━━ Raw records

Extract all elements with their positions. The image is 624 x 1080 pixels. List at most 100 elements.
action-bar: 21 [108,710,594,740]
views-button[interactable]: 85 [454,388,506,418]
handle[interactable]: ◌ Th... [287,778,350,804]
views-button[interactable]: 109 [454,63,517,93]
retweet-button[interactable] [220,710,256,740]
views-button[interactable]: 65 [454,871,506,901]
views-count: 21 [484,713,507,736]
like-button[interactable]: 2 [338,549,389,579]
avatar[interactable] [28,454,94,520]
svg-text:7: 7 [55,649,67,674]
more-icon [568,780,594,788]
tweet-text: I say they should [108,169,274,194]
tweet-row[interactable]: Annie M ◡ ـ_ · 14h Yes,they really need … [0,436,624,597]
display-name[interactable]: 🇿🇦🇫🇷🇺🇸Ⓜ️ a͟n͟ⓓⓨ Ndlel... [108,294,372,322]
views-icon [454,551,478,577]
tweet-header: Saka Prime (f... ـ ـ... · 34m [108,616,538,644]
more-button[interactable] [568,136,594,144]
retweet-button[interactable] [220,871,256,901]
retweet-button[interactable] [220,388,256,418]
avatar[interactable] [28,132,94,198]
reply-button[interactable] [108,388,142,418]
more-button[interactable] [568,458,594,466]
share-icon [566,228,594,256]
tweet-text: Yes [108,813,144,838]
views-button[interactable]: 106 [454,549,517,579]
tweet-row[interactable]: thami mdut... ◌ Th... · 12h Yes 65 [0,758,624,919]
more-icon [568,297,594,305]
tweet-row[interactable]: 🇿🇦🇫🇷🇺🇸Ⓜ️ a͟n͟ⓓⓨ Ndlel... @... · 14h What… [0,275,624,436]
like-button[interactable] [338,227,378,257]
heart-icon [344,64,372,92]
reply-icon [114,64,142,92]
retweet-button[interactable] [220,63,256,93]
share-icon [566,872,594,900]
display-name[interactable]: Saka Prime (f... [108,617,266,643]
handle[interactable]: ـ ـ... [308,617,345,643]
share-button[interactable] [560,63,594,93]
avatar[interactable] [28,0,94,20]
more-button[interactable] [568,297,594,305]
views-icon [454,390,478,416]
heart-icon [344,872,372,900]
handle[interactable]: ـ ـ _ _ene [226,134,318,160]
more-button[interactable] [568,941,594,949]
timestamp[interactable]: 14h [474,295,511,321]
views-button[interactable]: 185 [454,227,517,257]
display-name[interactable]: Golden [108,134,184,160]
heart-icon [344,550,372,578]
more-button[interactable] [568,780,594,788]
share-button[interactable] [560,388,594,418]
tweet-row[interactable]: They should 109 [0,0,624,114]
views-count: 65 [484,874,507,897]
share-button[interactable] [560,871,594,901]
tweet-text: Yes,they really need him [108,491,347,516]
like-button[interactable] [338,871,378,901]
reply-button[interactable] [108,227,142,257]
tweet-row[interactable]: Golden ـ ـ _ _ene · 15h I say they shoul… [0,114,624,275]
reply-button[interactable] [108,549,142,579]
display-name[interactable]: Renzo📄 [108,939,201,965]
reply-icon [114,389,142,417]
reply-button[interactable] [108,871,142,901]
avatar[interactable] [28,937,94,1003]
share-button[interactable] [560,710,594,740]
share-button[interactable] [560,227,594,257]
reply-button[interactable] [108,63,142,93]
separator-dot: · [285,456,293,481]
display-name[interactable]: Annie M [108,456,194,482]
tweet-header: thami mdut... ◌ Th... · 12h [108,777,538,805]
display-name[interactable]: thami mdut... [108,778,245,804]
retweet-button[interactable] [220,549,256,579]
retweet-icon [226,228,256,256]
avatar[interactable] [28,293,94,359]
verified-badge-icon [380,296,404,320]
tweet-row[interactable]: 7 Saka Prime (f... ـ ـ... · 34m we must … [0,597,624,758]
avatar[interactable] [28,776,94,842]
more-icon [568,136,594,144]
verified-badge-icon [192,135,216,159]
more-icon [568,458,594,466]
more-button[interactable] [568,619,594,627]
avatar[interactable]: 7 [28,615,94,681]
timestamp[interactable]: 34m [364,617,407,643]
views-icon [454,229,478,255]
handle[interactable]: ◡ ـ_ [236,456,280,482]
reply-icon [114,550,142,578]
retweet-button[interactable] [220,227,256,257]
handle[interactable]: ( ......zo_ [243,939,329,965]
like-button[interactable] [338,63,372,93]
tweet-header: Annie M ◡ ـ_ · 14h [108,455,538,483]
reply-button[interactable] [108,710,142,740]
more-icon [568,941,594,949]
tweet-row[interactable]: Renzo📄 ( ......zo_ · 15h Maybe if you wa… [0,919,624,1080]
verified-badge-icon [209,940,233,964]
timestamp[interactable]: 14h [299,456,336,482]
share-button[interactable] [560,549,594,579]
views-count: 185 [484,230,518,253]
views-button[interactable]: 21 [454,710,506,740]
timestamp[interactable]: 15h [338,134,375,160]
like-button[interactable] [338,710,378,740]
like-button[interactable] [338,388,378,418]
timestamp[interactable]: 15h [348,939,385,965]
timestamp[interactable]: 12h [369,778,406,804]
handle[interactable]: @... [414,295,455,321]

━━━━

*Exercise goal*
Can you format every line of the records above as a JSON list of strings, one string per line, leaving out any blank lines?

*Task answer*
[
  "Extract all elements with their positions. The image is 624 x 1080 pixels. List at most 100 elements.",
  "action-bar: 21 [108,710,594,740]",
  "views-button[interactable]: 85 [454,388,506,418]",
  "handle[interactable]: ◌ Th... [287,778,350,804]",
  "views-button[interactable]: 109 [454,63,517,93]",
  "retweet-button[interactable] [220,710,256,740]",
  "views-button[interactable]: 65 [454,871,506,901]",
  "views-count: 21 [484,713,507,736]",
  "like-button[interactable]: 2 [338,549,389,579]",
  "avatar[interactable] [28,454,94,520]",
  "svg-text:7: 7 [55,649,67,674]",
  "more-icon [568,780,594,788]",
  "tweet-text: I say they should [108,169,274,194]",
  "tweet-row[interactable]: Annie M ◡ ـ_ · 14h Yes,they really need … [0,436,624,597]",
  "display-name[interactable]: 🇿🇦🇫🇷🇺🇸Ⓜ️ a͟n͟ⓓⓨ Ndlel... [108,294,372,322]",
  "views-icon [454,551,478,577]",
  "tweet-header: Saka Prime (f... ـ ـ... · 34m [108,616,538,644]",
  "more-button[interactable] [568,136,594,144]",
  "retweet-button[interactable] [220,871,256,901]",
  "retweet-button[interactable] [220,388,256,418]",
  "avatar[interactable] [28,132,94,198]",
  "reply-button[interactable] [108,388,142,418]",
  "more-button[interactable] [568,458,594,466]",
  "share-icon [566,228,594,256]",
  "tweet-text: Yes [108,813,144,838]",
  "views-button[interactable]: 106 [454,549,517,579]",
  "tweet-row[interactable]: thami mdut... ◌ Th... · 12h Yes 65 [0,758,624,919]",
  "more-icon [568,297,594,305]",
  "tweet-row[interactable]: 🇿🇦🇫🇷🇺🇸Ⓜ️ a͟n͟ⓓⓨ Ndlel... @... · 14h What… [0,275,624,436]",
  "like-button[interactable] [338,227,378,257]",
  "heart-icon [344,64,372,92]",
  "reply-icon [114,64,142,92]",
  "retweet-button[interactable] [220,63,256,93]",
  "share-icon [566,872,594,900]",
  "display-name[interactable]: Saka Prime (f... [108,617,266,643]",
  "handle[interactable]: ـ ـ... [308,617,345,643]",
  "share-button[interactable] [560,63,594,93]",
  "avatar[interactable] [28,0,94,20]",
  "more-button[interactable] [568,297,594,305]",
  "views-icon [454,390,478,416]",
  "heart-icon [344,872,372,900]",
  "handle[interactable]: ـ ـ _ _ene [226,134,318,160]",
  "more-button[interactable] [568,941,594,949]",
  "timestamp[interactable]: 14h [474,295,511,321]",
  "views-button[interactable]: 185 [454,227,517,257]",
  "display-name[interactable]: Golden [108,134,184,160]",
  "heart-icon [344,550,372,578]",
  "more-button[interactable] [568,780,594,788]",
  "share-button[interactable] [560,388,594,418]",
  "tweet-row[interactable]: They should 109 [0,0,624,114]",
  "views-count: 65 [484,874,507,897]",
  "share-button[interactable] [560,871,594,901]",
  "tweet-text: Yes,they really need him [108,491,347,516]",
  "like-button[interactable] [338,871,378,901]",
  "reply-button[interactable] [108,227,142,257]",
  "tweet-row[interactable]: Golden ـ ـ _ _ene · 15h I say they shoul… [0,114,624,275]",
  "reply-button[interactable] [108,549,142,579]",
  "display-name[interactable]: Renzo📄 [108,939,201,965]",
  "reply-icon [114,389,142,417]",
  "reply-button[interactable] [108,871,142,901]",
  "avatar[interactable] [28,937,94,1003]",
  "share-button[interactable] [560,710,594,740]",
  "share-button[interactable] [560,227,594,257]",
  "reply-button[interactable] [108,63,142,93]",
  "separator-dot: · [285,456,293,481]",
  "display-name[interactable]: Annie M [108,456,194,482]",
  "tweet-header: thami mdut... ◌ Th... · 12h [108,777,538,805]",
  "display-name[interactable]: thami mdut... [108,778,245,804]",
  "retweet-button[interactable] [220,549,256,579]",
  "retweet-icon [226,228,256,256]",
  "avatar[interactable] [28,293,94,359]",
  "verified-badge-icon [380,296,404,320]",
  "tweet-row[interactable]: 7 Saka Prime (f... ـ ـ... · 34m we must … [0,597,624,758]",
  "avatar[interactable] [28,776,94,842]",
  "more-icon [568,136,594,144]",
  "verified-badge-icon [192,135,216,159]",
  "more-icon [568,458,594,466]",
  "more-button[interactable] [568,619,594,627]",
  "avatar[interactable]: 7 [28,615,94,681]",
  "timestamp[interactable]: 34m [364,617,407,643]",
  "views-icon [454,229,478,255]",
  "handle[interactable]: ◡ ـ_ [236,456,280,482]",
  "reply-icon [114,550,142,578]",
  "retweet-button[interactable] [220,227,256,257]",
  "handle[interactable]: ( ......zo_ [243,939,329,965]",
  "like-button[interactable] [338,63,372,93]",
  "tweet-header: Annie M ◡ ـ_ · 14h [108,455,538,483]",
  "reply-button[interactable] [108,710,142,740]",
  "more-icon [568,941,594,949]",
  "tweet-row[interactable]: Renzo📄 ( ......zo_ · 15h Maybe if you wa… [0,919,624,1080]",
  "verified-badge-icon [209,940,233,964]",
  "timestamp[interactable]: 14h [299,456,336,482]",
  "share-button[interactable] [560,549,594,579]",
  "views-count: 185 [484,230,518,253]",
  "views-button[interactable]: 21 [454,710,506,740]",
  "timestamp[interactable]: 15h [338,134,375,160]",
  "like-button[interactable] [338,710,378,740]",
  "like-button[interactable] [338,388,378,418]",
  "timestamp[interactable]: 15h [348,939,385,965]",
  "timestamp[interactable]: 12h [369,778,406,804]",
  "handle[interactable]: @... [414,295,455,321]"
]